Written problem: The answer is one number: how many lines hold the string "true".

Material provided:
· · · · ·

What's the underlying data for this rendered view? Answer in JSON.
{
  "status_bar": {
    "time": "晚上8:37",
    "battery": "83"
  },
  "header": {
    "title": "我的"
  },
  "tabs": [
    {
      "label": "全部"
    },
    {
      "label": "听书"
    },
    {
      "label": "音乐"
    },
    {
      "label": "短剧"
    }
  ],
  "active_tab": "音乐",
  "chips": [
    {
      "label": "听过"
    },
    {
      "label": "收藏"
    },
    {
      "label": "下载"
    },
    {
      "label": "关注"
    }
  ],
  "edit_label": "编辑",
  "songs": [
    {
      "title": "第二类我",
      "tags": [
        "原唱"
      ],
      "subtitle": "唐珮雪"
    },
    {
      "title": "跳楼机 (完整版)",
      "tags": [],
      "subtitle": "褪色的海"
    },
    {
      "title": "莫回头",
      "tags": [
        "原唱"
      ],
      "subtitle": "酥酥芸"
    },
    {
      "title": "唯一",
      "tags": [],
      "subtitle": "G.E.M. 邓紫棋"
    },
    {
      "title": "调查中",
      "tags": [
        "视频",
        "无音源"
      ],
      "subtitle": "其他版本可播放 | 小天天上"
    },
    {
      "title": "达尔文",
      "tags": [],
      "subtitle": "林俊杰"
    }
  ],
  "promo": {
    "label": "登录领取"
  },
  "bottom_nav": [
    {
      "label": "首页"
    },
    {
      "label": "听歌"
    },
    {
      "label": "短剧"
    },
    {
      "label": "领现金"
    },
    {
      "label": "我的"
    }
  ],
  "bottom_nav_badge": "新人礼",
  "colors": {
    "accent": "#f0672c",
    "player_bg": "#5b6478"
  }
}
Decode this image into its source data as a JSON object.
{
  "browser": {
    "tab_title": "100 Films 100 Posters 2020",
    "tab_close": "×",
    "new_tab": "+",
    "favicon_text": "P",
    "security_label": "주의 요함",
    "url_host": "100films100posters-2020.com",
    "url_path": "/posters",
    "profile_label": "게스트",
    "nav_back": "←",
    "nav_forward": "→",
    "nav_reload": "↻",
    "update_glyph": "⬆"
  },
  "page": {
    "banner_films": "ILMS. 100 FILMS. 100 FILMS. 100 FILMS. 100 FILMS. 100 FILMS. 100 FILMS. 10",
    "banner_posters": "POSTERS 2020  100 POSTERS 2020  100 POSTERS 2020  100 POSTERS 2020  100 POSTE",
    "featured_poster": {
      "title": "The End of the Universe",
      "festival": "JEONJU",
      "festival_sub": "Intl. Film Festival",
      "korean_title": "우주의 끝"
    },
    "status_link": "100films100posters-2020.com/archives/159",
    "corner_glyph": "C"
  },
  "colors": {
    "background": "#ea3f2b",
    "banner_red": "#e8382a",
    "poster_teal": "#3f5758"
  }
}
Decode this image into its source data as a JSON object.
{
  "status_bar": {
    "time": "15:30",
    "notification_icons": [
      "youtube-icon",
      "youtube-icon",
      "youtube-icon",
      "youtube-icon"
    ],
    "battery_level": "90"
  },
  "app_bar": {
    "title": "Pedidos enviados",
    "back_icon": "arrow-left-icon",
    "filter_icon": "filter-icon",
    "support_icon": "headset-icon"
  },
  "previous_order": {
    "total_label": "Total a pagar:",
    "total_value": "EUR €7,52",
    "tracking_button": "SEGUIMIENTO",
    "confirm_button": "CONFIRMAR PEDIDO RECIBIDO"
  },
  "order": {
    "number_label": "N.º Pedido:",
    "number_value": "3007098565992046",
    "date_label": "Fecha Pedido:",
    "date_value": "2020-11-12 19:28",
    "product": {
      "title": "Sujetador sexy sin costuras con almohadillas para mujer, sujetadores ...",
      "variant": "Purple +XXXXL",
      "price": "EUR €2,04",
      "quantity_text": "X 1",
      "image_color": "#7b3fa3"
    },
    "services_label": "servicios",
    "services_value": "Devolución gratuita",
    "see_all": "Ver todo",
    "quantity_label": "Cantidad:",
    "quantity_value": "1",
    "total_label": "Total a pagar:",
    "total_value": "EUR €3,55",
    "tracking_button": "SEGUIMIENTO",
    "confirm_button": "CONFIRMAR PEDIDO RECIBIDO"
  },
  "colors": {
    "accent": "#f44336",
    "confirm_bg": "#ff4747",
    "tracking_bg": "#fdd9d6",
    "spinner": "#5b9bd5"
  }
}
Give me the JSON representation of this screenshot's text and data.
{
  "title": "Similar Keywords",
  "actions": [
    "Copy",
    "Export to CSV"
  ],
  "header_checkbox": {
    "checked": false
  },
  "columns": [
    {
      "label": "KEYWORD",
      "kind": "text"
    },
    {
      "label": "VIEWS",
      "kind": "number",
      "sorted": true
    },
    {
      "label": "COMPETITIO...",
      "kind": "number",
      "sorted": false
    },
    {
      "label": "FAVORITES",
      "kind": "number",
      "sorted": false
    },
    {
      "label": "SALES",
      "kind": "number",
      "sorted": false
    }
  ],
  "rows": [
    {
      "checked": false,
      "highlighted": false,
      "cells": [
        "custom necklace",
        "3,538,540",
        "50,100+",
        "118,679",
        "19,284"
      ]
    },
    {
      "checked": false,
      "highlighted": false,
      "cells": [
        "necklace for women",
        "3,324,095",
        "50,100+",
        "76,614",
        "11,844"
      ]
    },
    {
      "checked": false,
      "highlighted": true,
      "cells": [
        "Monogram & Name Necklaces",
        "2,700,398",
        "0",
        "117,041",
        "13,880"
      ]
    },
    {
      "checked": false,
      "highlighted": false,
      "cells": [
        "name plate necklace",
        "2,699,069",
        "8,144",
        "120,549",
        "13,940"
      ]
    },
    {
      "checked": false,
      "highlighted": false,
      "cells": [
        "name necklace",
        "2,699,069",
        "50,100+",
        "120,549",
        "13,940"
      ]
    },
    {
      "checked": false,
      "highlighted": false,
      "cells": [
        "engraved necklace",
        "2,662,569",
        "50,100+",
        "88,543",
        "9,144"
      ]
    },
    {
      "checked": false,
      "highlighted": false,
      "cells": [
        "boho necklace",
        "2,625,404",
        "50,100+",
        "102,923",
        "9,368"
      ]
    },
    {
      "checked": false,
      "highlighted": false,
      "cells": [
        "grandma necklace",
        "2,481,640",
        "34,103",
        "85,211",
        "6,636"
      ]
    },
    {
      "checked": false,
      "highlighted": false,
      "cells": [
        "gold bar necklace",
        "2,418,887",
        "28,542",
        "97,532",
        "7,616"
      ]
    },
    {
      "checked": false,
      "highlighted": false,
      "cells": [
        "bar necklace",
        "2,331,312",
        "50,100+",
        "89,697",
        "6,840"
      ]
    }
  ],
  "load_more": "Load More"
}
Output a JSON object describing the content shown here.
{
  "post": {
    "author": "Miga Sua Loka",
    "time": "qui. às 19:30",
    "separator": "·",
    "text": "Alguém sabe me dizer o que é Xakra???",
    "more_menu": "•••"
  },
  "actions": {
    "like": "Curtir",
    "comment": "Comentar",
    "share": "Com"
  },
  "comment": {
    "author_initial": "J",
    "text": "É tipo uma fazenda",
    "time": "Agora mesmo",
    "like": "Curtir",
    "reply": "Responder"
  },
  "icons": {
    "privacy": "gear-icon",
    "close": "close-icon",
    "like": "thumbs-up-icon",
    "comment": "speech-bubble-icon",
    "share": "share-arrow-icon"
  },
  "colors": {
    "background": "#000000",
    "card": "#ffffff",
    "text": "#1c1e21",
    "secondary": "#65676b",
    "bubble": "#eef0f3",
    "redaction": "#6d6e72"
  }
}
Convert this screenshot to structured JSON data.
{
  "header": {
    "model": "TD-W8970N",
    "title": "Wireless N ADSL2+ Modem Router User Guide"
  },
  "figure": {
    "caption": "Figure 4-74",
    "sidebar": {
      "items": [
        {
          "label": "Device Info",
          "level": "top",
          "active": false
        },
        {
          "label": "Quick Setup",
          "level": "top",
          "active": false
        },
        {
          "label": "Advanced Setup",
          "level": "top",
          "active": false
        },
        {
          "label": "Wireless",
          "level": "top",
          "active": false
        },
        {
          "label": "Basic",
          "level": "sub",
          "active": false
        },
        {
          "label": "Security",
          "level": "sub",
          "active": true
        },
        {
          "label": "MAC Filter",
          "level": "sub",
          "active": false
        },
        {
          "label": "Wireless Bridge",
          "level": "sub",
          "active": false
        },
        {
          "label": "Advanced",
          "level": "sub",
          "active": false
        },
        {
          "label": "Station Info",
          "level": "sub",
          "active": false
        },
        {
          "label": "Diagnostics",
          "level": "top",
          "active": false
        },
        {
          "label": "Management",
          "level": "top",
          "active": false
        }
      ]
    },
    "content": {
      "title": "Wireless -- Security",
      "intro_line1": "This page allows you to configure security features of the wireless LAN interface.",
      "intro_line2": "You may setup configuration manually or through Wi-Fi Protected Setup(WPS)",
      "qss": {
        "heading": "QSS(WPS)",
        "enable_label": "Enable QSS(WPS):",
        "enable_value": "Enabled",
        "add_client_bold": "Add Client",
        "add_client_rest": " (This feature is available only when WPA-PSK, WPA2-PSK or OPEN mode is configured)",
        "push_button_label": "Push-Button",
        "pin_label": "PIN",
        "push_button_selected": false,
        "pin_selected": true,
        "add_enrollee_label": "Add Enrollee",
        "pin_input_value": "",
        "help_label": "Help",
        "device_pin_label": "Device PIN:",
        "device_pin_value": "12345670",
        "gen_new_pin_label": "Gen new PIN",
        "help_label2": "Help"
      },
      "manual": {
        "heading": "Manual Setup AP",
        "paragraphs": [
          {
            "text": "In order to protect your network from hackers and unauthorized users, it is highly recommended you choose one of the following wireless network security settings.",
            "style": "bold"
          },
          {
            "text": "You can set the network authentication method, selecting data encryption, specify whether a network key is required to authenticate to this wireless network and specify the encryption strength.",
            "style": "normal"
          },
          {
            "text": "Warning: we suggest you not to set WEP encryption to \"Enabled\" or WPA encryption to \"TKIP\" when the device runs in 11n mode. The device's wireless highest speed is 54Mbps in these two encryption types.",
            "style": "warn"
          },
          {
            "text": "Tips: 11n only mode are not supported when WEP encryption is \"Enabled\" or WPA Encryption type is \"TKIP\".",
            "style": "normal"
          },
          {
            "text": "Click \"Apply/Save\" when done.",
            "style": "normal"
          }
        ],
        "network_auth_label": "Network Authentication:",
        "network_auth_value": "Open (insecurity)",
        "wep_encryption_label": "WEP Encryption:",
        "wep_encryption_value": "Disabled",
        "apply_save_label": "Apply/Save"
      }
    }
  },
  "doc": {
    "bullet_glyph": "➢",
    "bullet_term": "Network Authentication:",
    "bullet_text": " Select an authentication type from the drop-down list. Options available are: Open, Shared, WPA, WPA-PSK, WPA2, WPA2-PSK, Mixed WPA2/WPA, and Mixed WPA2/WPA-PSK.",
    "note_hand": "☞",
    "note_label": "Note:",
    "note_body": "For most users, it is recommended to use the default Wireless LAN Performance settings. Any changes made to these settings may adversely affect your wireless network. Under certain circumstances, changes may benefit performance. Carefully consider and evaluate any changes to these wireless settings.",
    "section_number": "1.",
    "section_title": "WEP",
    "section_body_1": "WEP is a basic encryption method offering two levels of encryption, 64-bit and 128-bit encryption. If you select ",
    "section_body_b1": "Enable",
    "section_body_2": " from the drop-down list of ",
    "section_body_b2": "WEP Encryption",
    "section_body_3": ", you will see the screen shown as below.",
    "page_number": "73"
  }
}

· · · · ·

Exercise solution: 4